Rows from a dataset
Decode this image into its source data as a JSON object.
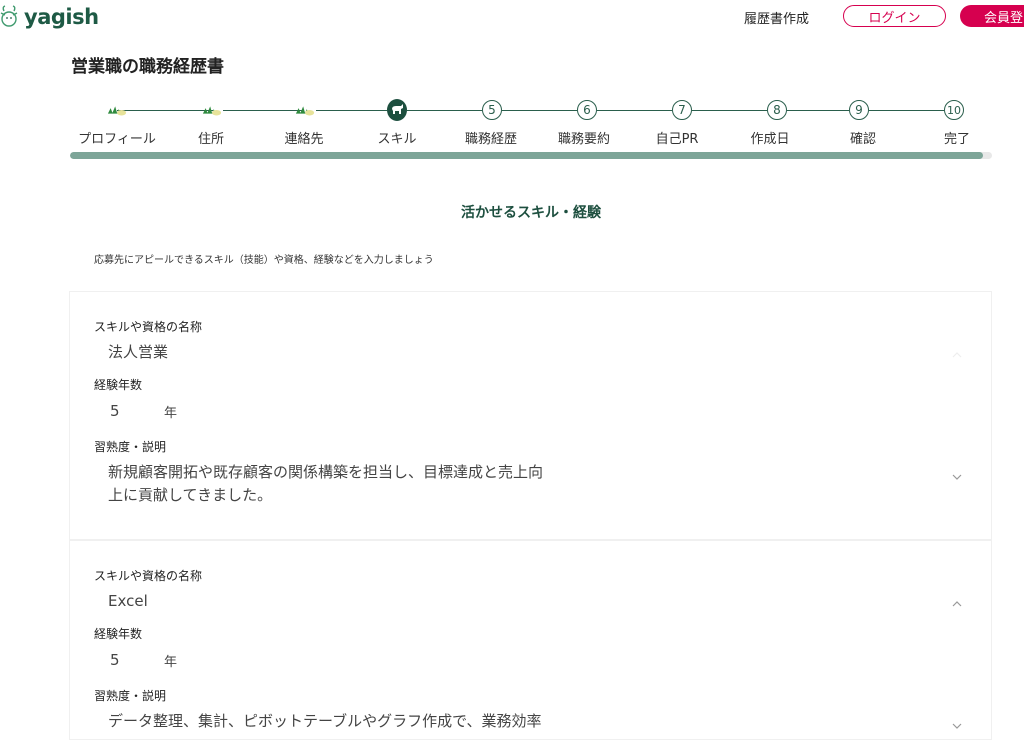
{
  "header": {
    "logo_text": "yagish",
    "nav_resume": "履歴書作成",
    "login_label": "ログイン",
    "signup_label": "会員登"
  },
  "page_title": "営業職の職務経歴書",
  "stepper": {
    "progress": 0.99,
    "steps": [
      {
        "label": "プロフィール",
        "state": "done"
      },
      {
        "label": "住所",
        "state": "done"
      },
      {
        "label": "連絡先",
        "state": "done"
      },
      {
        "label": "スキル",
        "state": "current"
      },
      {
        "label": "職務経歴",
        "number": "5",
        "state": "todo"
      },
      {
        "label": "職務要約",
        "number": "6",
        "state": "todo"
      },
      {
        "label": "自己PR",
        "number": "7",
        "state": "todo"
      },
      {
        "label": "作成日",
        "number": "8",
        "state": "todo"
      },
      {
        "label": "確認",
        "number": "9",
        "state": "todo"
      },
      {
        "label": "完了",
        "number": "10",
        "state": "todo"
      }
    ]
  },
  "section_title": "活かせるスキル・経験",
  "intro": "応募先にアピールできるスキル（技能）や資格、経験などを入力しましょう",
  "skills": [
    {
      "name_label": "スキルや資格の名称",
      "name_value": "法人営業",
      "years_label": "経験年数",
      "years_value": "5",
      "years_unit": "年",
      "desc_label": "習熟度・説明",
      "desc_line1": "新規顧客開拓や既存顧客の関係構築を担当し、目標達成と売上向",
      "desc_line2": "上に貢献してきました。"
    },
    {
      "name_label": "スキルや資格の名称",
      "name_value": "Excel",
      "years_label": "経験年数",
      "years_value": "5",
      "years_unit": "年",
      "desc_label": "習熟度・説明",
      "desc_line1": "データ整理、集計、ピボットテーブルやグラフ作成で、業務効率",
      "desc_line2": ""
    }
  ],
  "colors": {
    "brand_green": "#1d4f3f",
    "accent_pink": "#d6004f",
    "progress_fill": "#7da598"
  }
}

▸ **WORK TO COMPLETE**: Output the material word for word, omitting its pictures.

▸ **OUTPUT FOR THIS EXERCISE**:
Decode this image into its source data as a JSON object.
{
  "header": {
    "logo_text": "yagish",
    "nav_resume": "履歴書作成",
    "login_label": "ログイン",
    "signup_label": "会員登"
  },
  "page_title": "営業職の職務経歴書",
  "stepper": {
    "progress": 0.99,
    "steps": [
      {
        "label": "プロフィール",
        "state": "done"
      },
      {
        "label": "住所",
        "state": "done"
      },
      {
        "label": "連絡先",
        "state": "done"
      },
      {
        "label": "スキル",
        "state": "current"
      },
      {
        "label": "職務経歴",
        "number": "5",
        "state": "todo"
      },
      {
        "label": "職務要約",
        "number": "6",
        "state": "todo"
      },
      {
        "label": "自己PR",
        "number": "7",
        "state": "todo"
      },
      {
        "label": "作成日",
        "number": "8",
        "state": "todo"
      },
      {
        "label": "確認",
        "number": "9",
        "state": "todo"
      },
      {
        "label": "完了",
        "number": "10",
        "state": "todo"
      }
    ]
  },
  "section_title": "活かせるスキル・経験",
  "intro": "応募先にアピールできるスキル（技能）や資格、経験などを入力しましょう",
  "skills": [
    {
      "name_label": "スキルや資格の名称",
      "name_value": "法人営業",
      "years_label": "経験年数",
      "years_value": "5",
      "years_unit": "年",
      "desc_label": "習熟度・説明",
      "desc_line1": "新規顧客開拓や既存顧客の関係構築を担当し、目標達成と売上向",
      "desc_line2": "上に貢献してきました。"
    },
    {
      "name_label": "スキルや資格の名称",
      "name_value": "Excel",
      "years_label": "経験年数",
      "years_value": "5",
      "years_unit": "年",
      "desc_label": "習熟度・説明",
      "desc_line1": "データ整理、集計、ピボットテーブルやグラフ作成で、業務効率",
      "desc_line2": ""
    }
  ],
  "colors": {
    "brand_green": "#1d4f3f",
    "accent_pink": "#d6004f",
    "progress_fill": "#7da598"
  }
}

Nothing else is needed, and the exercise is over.